**Your instructions:**
How many lines in this data contain the string "Albarán"? Reply with the number only.

**Given records:**
= = = = =

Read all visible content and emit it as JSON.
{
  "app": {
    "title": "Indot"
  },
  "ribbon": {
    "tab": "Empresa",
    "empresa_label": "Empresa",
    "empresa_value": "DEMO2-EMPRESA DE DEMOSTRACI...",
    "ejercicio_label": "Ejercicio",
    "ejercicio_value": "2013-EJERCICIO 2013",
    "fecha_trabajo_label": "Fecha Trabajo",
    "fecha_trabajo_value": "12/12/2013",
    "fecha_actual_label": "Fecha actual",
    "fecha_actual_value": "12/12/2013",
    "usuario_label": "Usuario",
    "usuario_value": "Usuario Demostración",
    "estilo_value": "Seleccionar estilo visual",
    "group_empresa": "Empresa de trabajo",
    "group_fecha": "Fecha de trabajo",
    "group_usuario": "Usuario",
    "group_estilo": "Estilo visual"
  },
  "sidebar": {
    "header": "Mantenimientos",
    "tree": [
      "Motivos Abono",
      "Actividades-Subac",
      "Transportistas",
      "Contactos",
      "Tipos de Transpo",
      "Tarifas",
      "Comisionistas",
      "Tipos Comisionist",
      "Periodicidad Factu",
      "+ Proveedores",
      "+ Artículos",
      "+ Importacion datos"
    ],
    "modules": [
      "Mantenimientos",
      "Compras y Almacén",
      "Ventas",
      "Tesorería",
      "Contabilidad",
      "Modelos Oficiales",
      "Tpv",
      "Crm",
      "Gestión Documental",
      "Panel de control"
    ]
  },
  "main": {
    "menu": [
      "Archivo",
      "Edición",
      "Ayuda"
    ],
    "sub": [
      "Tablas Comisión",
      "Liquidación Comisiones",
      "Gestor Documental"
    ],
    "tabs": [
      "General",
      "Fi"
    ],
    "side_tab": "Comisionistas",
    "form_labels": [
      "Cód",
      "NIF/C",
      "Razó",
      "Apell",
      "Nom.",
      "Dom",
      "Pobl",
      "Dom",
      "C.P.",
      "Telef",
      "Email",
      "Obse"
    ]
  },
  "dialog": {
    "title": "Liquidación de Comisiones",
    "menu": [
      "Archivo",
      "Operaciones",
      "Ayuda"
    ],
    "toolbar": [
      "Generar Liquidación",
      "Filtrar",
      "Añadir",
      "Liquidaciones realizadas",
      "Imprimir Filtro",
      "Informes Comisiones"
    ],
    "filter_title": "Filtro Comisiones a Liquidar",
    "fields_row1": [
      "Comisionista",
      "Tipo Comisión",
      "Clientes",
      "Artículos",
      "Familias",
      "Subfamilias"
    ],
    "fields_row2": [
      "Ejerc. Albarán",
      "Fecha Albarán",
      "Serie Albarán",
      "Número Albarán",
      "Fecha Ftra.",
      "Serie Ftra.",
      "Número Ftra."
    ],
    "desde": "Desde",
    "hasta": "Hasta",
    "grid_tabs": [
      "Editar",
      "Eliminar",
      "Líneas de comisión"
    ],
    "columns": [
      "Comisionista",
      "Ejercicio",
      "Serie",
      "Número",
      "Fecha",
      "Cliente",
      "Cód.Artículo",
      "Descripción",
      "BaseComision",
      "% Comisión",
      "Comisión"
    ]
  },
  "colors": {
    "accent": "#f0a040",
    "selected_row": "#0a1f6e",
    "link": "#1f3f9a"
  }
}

= = = = =

**Task result:**
4